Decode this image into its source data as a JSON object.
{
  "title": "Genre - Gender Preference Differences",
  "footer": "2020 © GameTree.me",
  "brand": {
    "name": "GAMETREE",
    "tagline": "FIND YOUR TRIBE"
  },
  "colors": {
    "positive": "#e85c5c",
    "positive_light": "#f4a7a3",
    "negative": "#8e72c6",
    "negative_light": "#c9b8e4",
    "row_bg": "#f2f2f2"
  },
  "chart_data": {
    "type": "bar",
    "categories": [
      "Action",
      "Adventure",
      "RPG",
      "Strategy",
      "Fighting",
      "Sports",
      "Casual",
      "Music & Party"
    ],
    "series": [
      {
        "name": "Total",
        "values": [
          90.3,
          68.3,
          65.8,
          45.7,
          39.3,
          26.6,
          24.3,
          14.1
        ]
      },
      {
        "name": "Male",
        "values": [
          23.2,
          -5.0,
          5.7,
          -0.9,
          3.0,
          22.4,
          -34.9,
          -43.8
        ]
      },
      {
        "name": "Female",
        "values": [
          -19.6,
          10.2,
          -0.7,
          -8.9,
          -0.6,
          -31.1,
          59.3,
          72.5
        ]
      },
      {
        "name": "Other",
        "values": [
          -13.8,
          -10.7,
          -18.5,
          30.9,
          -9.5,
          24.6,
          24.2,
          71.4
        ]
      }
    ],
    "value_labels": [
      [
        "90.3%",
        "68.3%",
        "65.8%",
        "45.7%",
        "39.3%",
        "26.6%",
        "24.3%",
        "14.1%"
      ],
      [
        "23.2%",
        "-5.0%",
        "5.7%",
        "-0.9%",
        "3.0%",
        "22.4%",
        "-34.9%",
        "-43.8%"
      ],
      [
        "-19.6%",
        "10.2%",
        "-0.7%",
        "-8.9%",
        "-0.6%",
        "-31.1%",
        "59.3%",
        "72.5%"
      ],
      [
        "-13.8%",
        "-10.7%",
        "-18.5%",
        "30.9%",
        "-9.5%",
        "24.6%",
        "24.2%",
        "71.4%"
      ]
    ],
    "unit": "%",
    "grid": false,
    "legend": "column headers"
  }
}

=====

TO BE DONE: Your task is to transcribe the material exactly.

EXERCISE RESPONSE:
Decode this image into its source data as a JSON object.
{
  "title": "Genre - Gender Preference Differences",
  "footer": "2020 © GameTree.me",
  "brand": {
    "name": "GAMETREE",
    "tagline": "FIND YOUR TRIBE"
  },
  "colors": {
    "positive": "#e85c5c",
    "positive_light": "#f4a7a3",
    "negative": "#8e72c6",
    "negative_light": "#c9b8e4",
    "row_bg": "#f2f2f2"
  },
  "chart_data": {
    "type": "bar",
    "categories": [
      "Action",
      "Adventure",
      "RPG",
      "Strategy",
      "Fighting",
      "Sports",
      "Casual",
      "Music & Party"
    ],
    "series": [
      {
        "name": "Total",
        "values": [
          90.3,
          68.3,
          65.8,
          45.7,
          39.3,
          26.6,
          24.3,
          14.1
        ]
      },
      {
        "name": "Male",
        "values": [
          23.2,
          -5.0,
          5.7,
          -0.9,
          3.0,
          22.4,
          -34.9,
          -43.8
        ]
      },
      {
        "name": "Female",
        "values": [
          -19.6,
          10.2,
          -0.7,
          -8.9,
          -0.6,
          -31.1,
          59.3,
          72.5
        ]
      },
      {
        "name": "Other",
        "values": [
          -13.8,
          -10.7,
          -18.5,
          30.9,
          -9.5,
          24.6,
          24.2,
          71.4
        ]
      }
    ],
    "value_labels": [
      [
        "90.3%",
        "68.3%",
        "65.8%",
        "45.7%",
        "39.3%",
        "26.6%",
        "24.3%",
        "14.1%"
      ],
      [
        "23.2%",
        "-5.0%",
        "5.7%",
        "-0.9%",
        "3.0%",
        "22.4%",
        "-34.9%",
        "-43.8%"
      ],
      [
        "-19.6%",
        "10.2%",
        "-0.7%",
        "-8.9%",
        "-0.6%",
        "-31.1%",
        "59.3%",
        "72.5%"
      ],
      [
        "-13.8%",
        "-10.7%",
        "-18.5%",
        "30.9%",
        "-9.5%",
        "24.6%",
        "24.2%",
        "71.4%"
      ]
    ],
    "unit": "%",
    "grid": false,
    "legend": "column headers"
  }
}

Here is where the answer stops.